Data for the task>
# # # # #

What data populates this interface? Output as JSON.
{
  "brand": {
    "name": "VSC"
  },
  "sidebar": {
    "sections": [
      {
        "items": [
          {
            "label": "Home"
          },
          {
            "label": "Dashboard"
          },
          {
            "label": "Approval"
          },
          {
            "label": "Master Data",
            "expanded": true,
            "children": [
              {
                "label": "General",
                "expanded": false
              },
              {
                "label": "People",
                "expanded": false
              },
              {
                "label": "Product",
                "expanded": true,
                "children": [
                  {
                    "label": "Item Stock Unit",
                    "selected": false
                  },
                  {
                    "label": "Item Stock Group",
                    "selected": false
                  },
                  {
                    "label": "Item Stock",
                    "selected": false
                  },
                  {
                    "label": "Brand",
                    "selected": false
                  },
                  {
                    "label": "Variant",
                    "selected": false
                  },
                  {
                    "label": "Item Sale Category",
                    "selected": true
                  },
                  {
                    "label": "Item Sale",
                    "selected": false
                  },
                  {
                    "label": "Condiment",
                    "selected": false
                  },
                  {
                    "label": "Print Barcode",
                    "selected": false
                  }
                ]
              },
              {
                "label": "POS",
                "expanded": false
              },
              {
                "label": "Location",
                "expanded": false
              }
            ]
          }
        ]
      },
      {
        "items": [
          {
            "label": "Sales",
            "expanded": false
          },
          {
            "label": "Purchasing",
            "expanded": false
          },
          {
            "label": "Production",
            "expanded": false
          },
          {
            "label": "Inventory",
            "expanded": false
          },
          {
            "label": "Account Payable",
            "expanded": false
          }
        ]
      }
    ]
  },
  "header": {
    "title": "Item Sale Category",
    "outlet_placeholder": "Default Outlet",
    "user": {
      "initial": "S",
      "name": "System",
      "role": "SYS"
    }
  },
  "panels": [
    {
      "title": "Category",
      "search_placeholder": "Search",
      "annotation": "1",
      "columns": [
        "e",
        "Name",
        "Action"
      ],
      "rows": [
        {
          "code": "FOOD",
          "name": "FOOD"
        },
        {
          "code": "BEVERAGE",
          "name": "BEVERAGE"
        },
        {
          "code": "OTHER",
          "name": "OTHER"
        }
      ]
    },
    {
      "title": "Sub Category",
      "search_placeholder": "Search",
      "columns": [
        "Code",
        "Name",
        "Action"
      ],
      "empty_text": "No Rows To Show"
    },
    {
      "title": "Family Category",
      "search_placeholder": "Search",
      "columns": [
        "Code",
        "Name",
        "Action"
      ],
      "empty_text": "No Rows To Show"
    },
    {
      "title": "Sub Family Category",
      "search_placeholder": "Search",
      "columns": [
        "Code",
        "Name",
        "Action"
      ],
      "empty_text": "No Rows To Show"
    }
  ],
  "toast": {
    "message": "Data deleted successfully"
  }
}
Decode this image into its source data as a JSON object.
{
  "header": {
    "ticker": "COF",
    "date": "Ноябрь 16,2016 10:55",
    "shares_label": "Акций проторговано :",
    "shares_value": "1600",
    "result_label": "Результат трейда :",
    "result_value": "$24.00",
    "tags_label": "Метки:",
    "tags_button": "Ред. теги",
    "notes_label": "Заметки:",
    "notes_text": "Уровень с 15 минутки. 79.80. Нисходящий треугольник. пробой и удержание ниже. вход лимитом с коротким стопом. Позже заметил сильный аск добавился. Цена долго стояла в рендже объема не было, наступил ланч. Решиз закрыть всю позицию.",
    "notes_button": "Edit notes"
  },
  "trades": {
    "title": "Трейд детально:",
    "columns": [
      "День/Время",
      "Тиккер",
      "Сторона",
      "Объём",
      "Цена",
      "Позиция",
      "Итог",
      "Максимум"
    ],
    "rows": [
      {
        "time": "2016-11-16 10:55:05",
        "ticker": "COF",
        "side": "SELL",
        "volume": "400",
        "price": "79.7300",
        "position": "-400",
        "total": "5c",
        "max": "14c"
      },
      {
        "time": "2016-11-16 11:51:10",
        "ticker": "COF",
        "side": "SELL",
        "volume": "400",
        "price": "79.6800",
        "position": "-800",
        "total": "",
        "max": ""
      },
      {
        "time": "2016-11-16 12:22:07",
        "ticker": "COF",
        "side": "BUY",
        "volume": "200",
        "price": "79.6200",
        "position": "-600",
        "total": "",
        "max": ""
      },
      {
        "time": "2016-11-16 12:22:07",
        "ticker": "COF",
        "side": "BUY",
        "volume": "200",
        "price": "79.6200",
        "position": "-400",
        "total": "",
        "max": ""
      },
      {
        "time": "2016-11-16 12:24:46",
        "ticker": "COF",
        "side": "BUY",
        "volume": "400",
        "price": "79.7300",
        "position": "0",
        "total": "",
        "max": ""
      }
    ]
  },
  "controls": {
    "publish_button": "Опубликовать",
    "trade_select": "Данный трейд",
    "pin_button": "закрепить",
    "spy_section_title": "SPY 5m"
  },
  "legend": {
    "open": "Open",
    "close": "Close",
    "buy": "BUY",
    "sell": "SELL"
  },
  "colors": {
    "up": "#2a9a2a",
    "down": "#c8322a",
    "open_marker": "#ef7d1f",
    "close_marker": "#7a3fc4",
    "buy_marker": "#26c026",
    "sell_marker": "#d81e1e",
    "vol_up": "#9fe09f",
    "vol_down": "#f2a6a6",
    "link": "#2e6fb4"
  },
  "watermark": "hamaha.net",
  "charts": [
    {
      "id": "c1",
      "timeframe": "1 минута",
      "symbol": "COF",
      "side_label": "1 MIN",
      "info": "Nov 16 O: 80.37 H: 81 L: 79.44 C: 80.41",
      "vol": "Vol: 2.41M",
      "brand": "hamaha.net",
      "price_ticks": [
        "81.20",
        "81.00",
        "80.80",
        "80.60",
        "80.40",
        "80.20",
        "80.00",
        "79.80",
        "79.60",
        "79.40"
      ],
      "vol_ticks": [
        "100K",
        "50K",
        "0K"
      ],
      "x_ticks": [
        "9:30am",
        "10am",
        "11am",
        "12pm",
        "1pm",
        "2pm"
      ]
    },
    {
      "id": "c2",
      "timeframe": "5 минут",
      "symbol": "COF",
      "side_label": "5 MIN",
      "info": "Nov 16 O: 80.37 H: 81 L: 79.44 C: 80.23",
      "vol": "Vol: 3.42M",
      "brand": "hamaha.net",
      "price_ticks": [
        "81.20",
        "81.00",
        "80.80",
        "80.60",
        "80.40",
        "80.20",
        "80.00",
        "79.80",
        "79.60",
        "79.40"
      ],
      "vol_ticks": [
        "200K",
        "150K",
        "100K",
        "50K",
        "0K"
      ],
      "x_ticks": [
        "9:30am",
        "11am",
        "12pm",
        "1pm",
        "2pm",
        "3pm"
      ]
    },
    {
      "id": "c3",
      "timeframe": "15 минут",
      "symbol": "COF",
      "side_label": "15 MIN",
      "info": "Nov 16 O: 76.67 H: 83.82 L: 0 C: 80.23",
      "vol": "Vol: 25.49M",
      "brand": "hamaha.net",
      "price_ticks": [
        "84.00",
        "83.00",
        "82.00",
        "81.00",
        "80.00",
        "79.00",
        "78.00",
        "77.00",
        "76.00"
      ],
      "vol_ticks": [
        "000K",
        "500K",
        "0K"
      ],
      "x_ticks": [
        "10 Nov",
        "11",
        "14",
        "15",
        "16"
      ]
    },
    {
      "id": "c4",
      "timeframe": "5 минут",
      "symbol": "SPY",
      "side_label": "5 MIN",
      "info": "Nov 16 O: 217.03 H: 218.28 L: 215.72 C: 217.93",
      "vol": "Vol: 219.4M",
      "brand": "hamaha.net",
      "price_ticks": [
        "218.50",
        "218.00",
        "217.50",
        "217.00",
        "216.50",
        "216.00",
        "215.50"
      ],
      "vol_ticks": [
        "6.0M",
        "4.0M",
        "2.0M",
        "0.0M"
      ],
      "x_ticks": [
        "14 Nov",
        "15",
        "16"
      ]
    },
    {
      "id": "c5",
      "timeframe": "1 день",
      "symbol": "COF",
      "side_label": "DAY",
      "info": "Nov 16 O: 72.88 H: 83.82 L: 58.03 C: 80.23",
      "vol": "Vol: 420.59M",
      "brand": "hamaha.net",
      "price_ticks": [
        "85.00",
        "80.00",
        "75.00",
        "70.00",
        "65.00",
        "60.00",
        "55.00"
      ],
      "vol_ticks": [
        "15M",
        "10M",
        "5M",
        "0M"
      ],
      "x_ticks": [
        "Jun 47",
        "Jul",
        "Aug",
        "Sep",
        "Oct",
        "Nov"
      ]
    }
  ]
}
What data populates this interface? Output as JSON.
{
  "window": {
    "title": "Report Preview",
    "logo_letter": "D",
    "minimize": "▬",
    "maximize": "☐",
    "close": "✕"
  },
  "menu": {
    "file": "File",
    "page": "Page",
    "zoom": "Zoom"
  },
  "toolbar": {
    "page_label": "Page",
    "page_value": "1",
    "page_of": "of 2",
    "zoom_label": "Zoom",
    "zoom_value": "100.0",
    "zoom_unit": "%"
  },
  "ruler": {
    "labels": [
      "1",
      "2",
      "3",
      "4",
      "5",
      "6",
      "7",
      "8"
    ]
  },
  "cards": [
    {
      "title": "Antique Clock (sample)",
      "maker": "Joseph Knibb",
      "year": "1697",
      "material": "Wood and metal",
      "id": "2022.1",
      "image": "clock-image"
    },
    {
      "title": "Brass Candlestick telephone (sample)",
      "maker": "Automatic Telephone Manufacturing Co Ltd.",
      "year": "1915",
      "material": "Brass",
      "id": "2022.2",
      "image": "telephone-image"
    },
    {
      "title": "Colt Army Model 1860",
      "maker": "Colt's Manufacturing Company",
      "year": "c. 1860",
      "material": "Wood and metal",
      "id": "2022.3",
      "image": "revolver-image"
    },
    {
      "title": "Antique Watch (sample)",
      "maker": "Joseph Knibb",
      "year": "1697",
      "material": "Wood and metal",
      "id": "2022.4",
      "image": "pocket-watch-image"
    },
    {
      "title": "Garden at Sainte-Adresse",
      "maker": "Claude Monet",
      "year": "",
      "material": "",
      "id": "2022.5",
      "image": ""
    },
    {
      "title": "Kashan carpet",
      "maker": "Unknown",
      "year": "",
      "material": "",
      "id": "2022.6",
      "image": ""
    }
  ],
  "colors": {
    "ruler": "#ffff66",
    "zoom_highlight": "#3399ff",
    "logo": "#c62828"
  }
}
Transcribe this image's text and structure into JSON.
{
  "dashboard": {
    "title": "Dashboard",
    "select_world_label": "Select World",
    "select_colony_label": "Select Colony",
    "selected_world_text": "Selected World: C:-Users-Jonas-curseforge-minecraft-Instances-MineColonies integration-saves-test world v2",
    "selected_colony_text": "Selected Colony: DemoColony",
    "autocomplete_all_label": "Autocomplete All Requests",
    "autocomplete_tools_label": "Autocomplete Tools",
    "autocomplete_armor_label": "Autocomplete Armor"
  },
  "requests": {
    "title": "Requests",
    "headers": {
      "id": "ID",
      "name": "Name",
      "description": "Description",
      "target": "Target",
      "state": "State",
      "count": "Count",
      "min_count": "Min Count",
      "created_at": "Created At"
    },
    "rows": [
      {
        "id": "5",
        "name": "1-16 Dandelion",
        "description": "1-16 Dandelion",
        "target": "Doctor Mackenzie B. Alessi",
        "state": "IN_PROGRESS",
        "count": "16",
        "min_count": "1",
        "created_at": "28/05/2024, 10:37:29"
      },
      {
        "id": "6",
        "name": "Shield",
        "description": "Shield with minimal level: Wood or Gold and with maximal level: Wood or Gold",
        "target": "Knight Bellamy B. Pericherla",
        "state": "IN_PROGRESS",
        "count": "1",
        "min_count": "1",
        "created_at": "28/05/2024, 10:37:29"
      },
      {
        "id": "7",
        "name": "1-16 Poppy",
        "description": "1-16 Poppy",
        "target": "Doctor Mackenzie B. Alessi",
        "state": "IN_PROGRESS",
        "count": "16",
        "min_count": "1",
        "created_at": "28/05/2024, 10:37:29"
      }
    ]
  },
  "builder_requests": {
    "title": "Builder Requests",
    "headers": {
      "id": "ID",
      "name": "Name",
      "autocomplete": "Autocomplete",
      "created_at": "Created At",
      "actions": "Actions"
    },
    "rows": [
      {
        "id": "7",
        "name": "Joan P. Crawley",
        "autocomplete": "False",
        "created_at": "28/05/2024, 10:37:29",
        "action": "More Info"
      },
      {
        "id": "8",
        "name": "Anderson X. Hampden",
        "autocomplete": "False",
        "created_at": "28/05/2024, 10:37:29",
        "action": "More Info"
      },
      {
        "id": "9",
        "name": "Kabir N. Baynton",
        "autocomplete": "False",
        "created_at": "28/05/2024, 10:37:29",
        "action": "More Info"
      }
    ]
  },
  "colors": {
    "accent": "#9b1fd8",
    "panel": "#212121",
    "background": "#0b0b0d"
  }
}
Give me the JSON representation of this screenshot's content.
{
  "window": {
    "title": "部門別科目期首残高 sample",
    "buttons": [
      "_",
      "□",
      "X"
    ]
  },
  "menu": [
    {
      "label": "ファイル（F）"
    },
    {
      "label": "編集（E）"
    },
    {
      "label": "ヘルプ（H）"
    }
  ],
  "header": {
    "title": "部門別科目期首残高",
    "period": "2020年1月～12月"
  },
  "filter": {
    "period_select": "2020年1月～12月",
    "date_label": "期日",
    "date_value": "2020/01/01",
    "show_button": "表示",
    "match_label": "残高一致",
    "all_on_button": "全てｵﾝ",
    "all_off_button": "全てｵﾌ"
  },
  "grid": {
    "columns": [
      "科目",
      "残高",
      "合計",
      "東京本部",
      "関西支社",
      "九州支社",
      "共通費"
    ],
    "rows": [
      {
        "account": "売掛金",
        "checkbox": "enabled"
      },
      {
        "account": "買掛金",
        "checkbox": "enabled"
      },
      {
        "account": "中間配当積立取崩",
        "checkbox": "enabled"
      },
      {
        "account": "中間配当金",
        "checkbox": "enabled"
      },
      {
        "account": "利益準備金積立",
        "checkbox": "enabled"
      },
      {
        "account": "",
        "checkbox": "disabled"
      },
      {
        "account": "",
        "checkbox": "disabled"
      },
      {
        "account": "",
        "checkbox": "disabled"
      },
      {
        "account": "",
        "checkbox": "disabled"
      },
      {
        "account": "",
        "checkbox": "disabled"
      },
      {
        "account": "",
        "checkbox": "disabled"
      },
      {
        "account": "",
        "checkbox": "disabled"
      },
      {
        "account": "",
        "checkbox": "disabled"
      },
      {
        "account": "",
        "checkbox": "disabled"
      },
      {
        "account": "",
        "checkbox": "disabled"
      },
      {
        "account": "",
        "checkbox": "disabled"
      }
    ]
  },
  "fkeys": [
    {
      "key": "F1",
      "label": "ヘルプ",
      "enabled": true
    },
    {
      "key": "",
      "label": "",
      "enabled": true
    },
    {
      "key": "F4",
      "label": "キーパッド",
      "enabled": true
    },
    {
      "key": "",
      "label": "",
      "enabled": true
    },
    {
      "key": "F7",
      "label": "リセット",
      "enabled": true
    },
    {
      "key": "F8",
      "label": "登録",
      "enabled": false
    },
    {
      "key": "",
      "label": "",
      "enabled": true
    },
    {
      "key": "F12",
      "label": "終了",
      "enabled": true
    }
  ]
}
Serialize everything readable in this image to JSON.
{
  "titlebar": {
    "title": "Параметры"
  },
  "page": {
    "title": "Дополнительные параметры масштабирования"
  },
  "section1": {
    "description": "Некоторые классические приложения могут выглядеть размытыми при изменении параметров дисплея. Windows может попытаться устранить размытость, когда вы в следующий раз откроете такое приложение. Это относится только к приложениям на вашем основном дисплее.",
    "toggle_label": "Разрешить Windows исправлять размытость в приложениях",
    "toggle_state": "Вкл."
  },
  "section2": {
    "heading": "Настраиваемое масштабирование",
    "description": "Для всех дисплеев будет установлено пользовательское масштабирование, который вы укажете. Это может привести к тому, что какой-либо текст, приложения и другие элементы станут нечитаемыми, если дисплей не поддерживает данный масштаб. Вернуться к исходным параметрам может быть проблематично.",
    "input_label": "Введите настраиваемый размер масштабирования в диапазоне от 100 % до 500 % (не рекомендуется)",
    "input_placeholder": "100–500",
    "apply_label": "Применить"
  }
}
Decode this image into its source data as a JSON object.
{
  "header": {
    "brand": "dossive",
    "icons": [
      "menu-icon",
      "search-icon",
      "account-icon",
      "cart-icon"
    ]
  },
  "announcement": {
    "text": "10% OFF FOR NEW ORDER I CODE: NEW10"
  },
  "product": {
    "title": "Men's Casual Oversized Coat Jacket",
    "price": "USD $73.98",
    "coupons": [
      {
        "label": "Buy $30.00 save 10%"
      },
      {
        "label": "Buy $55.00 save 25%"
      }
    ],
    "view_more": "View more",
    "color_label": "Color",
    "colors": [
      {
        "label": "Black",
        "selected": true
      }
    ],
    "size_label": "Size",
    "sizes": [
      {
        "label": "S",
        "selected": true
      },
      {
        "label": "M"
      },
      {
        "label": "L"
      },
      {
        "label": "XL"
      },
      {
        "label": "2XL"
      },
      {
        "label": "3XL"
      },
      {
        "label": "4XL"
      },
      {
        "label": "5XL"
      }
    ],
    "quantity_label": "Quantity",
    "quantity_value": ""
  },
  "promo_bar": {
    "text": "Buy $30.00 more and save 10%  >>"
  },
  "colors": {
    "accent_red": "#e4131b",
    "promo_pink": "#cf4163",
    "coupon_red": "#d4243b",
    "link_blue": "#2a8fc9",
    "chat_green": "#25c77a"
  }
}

# # # # #

Exercise details> Lines from the records above that hold "Manufacturing" are the ones to list.

Exercise answer>
      "maker": "Automatic Telephone Manufacturing Co Ltd.",
      "maker": "Colt's Manufacturing Company",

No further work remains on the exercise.